Look for the word "página" in the entries below, then copy every line that has it.

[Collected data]
****************

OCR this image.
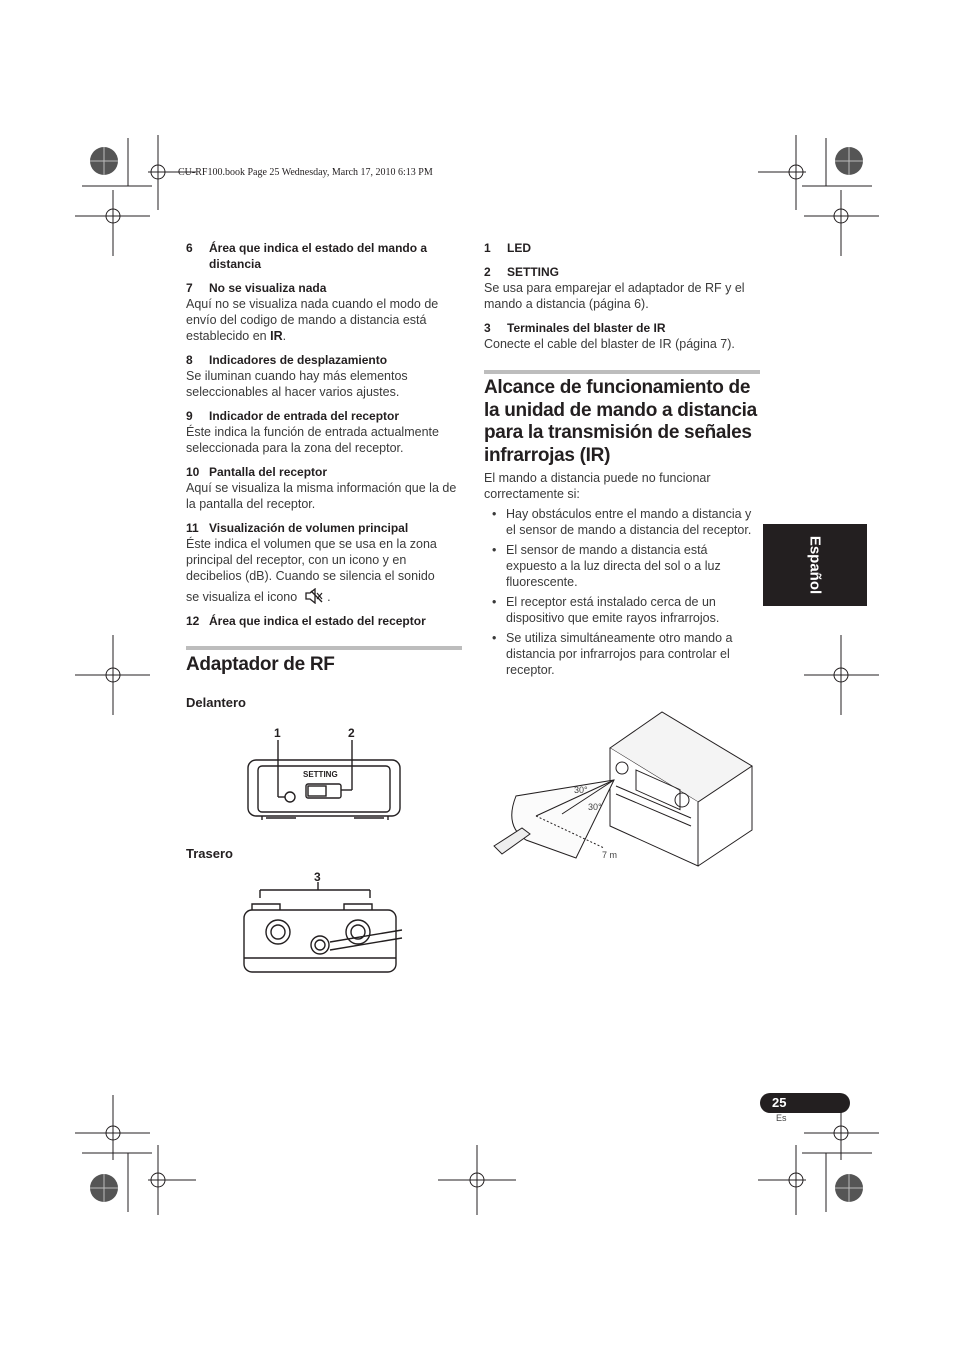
CU-RF100.book Page 25 Wednesday, March 17, 2010 6:13 PM
6	Área que indica el estado del mando a distancia
7	No se visualiza nada
Aquí no se visualiza nada cuando el modo de envío del codigo de mando a distancia está establecido en IR.
8	Indicadores de desplazamiento
Se iluminan cuando hay más elementos seleccionables al hacer varios ajustes.
9	Indicador de entrada del receptor
Éste indica la función de entrada actualmente seleccionada para la zona del receptor.
10 Pantalla del receptor
Aquí se visualiza la misma información que la de la pantalla del receptor.
11 Visualización de volumen principal
Éste indica el volumen que se usa en la zona principal del receptor, con un icono y en decibelios (dB). Cuando se silencia el sonido
se visualiza el icono .
12 Área que indica el estado del receptor
Adaptador de RF
Delantero
1	2
SETTING
Trasero
3
1	LED
2	SETTING
Se usa para emparejar el adaptador de RF y el mando a distancia (página 6).
3	Terminales del blaster de IR
Conecte el cable del blaster de IR (página 7).
Alcance de funcionamiento de la unidad de mando a distancia para la transmisión de señales infrarrojas (IR)
El mando a distancia puede no funcionar correctamente si:
• Hay obstáculos entre el mando a distancia y el sensor de mando a distancia del receptor.
• El sensor de mando a distancia está expuesto a la luz directa del sol o a luz fluorescente.
• El receptor está instalado cerca de un dispositivo que emite rayos infrarrojos.
• Se utiliza simultáneamente otro mando a distancia por infrarrojos para controlar el receptor.
30°
30°
7 m
Español
25
Es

****************

* **Written reply**:
Se usa para emparejar el adaptador de RF y el mando a distancia (página 6).
Conecte el cable del blaster de IR (página 7).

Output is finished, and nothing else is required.